Copy out, from the data below, each line in which the word "Technology" occurs.

•••

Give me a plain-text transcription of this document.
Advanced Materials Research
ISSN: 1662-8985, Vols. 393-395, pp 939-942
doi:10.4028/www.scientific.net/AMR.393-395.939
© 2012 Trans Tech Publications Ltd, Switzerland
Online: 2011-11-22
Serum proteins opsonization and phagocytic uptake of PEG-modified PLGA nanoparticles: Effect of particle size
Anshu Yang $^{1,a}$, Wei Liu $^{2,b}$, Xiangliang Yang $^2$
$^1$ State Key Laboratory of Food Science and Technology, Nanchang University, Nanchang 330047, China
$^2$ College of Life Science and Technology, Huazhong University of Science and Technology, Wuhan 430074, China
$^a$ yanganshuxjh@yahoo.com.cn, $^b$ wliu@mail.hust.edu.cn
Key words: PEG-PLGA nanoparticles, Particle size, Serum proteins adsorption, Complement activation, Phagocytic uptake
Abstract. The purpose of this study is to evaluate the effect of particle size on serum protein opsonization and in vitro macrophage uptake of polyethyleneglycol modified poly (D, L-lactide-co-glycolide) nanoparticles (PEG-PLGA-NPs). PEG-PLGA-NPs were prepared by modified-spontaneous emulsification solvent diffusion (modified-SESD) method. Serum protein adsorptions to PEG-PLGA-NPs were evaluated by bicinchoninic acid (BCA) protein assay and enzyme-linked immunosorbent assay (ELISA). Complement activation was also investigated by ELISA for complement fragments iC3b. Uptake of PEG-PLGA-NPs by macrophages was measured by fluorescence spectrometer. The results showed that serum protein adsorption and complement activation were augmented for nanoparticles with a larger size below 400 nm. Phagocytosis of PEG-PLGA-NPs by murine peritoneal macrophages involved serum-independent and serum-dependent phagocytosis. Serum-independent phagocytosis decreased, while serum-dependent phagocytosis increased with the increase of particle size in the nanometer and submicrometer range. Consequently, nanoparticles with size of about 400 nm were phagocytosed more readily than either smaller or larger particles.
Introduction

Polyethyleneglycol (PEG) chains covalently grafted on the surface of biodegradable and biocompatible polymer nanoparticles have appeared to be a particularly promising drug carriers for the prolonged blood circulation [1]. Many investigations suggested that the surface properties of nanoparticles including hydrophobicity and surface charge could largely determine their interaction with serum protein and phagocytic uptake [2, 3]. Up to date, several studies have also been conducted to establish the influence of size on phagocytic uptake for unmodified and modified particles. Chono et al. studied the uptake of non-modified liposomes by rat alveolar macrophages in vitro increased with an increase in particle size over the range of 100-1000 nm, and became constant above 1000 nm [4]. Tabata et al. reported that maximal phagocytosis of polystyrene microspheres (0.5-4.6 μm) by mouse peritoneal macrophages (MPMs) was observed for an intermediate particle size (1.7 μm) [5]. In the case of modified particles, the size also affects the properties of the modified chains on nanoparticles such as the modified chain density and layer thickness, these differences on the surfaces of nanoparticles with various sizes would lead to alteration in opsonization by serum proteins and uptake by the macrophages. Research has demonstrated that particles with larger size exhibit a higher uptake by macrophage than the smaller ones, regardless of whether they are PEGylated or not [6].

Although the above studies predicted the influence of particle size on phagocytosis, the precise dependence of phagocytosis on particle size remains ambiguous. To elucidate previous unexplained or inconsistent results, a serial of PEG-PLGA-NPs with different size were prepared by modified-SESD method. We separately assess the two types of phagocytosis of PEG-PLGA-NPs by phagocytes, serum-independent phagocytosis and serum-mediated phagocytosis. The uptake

•••

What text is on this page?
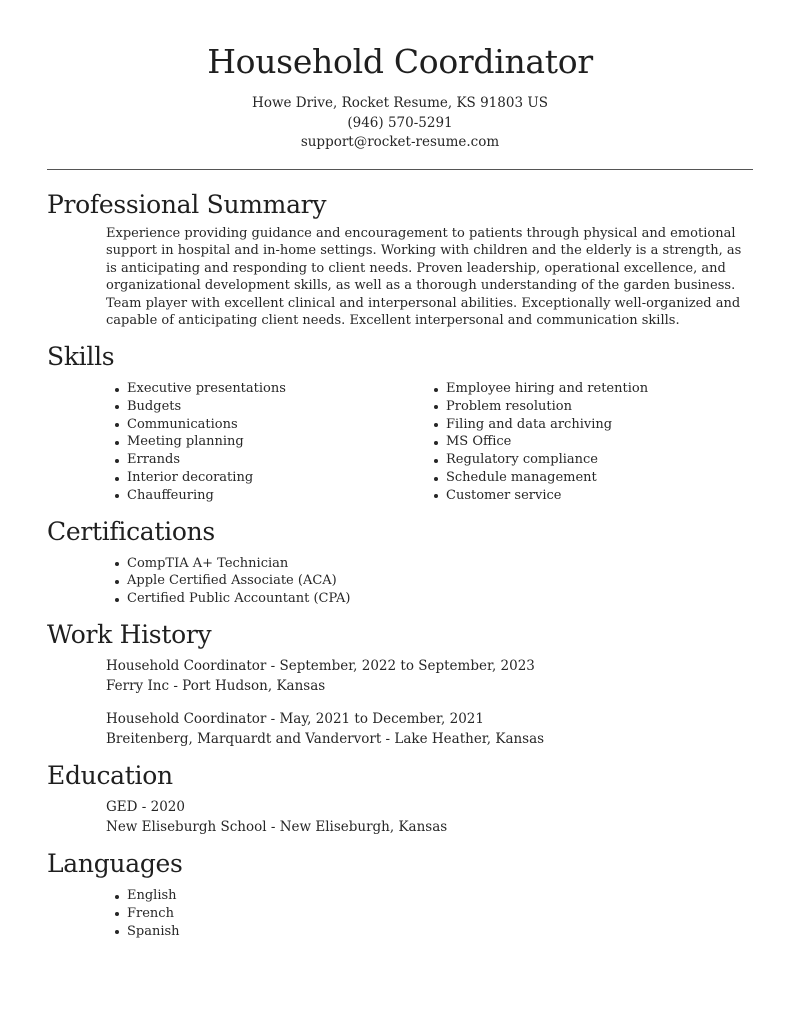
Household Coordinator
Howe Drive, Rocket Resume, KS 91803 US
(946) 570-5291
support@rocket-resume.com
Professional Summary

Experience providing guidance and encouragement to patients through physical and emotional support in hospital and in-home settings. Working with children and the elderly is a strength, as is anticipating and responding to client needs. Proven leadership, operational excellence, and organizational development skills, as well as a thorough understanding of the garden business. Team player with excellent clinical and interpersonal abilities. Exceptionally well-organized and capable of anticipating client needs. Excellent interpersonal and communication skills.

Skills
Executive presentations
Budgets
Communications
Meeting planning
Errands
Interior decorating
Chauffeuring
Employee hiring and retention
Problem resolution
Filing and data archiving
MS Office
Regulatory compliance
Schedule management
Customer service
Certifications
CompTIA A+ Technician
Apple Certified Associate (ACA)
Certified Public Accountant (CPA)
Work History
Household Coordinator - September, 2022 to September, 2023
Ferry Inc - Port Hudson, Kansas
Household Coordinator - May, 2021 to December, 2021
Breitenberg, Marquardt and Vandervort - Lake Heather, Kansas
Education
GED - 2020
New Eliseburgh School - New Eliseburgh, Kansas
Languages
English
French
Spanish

•••

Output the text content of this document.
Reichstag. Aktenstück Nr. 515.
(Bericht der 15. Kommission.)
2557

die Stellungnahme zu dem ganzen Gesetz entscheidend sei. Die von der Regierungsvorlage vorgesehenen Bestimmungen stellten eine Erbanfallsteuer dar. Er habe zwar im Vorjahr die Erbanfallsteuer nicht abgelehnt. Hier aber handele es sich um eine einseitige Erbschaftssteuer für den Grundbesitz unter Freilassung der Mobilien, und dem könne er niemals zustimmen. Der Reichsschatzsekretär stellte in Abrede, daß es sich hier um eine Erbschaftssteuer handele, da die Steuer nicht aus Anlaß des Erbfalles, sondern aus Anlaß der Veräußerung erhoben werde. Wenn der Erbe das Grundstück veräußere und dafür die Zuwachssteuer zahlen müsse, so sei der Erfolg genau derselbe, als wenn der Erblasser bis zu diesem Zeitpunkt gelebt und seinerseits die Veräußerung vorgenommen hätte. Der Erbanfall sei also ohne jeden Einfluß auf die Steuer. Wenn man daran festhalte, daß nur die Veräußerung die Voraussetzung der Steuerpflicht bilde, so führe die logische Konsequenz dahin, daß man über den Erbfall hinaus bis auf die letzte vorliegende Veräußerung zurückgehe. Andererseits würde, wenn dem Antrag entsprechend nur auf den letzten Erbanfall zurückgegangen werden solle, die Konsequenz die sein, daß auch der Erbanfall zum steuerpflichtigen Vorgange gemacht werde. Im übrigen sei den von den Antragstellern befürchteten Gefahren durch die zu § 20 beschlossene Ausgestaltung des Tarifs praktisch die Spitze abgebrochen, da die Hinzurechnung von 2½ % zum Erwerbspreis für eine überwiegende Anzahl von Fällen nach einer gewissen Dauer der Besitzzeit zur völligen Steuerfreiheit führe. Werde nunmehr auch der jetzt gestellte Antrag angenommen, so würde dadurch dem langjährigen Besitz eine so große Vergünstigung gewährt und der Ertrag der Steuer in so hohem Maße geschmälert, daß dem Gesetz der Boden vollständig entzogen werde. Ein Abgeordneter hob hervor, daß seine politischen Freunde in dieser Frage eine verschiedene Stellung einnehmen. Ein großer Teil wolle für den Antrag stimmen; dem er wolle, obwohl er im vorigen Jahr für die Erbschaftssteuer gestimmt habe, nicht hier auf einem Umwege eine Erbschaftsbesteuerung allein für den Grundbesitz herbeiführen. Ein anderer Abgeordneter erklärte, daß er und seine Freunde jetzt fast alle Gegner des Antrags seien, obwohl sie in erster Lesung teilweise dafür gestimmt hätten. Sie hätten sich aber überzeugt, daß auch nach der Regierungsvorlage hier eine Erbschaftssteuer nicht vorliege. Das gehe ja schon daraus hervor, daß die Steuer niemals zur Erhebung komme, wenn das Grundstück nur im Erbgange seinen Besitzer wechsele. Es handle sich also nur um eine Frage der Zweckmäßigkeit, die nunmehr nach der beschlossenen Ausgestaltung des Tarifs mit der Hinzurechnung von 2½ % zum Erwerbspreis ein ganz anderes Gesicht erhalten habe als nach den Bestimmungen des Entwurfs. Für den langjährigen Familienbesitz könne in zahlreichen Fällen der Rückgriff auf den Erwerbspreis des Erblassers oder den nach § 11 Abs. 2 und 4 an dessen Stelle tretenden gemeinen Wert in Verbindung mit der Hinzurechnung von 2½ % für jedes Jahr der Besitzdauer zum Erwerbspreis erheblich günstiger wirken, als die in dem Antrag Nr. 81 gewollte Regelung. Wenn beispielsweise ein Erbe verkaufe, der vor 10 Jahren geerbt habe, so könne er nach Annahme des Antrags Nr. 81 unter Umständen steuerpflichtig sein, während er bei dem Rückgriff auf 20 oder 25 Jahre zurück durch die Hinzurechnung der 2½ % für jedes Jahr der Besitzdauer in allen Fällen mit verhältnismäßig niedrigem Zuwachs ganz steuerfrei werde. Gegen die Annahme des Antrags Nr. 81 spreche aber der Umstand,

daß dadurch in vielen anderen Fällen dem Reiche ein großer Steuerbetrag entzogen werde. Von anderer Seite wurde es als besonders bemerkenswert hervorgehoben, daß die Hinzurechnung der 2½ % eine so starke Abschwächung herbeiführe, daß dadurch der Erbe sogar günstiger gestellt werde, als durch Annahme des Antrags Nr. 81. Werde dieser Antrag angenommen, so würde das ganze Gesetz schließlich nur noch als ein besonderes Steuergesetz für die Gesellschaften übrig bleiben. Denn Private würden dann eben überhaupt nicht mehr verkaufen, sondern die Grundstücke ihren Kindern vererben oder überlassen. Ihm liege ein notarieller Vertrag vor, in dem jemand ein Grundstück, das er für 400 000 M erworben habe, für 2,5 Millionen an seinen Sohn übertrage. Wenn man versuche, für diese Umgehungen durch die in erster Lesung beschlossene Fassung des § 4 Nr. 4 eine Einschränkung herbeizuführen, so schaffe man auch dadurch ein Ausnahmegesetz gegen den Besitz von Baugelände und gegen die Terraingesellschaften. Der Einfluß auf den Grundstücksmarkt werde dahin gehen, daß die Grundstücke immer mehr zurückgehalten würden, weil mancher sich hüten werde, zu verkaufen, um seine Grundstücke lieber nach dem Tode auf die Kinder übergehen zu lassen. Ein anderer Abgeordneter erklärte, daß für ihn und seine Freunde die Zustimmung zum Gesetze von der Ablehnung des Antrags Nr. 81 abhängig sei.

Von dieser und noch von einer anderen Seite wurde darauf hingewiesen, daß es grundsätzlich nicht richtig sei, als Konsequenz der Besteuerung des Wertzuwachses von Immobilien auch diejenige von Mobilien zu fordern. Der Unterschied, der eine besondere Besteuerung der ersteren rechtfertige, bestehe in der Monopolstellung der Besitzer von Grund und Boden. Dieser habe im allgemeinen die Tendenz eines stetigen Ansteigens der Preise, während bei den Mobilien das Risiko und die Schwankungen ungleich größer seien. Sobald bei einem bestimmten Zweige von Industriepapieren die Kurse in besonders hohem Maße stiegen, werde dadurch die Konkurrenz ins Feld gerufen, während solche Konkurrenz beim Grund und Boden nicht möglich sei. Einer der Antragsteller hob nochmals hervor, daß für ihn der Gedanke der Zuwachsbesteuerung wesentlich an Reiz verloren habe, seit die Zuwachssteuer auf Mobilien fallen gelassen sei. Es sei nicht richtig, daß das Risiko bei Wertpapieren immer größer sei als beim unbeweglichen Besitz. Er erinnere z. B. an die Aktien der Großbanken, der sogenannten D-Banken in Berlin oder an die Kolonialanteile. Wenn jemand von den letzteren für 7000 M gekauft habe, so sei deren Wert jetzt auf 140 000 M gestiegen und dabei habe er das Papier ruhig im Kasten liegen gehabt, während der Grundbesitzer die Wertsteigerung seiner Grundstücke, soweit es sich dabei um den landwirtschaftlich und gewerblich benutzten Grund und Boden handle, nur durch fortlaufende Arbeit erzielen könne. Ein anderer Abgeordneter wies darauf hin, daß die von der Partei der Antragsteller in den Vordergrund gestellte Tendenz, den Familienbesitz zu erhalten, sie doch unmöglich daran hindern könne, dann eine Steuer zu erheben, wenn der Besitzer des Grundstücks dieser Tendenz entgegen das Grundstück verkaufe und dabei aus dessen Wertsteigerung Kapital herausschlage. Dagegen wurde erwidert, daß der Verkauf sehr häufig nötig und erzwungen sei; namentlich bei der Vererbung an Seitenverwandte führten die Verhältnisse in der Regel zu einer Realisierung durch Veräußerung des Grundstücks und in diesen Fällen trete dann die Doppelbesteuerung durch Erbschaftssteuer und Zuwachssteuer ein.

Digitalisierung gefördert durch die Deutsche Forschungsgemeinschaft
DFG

•••

TASK ANSWER:
$^1$ State Key Laboratory of Food Science and Technology, Nanchang University, Nanchang 330047, China
$^2$ College of Life Science and Technology, Huazhong University of Science and Technology, Wuhan 430074, China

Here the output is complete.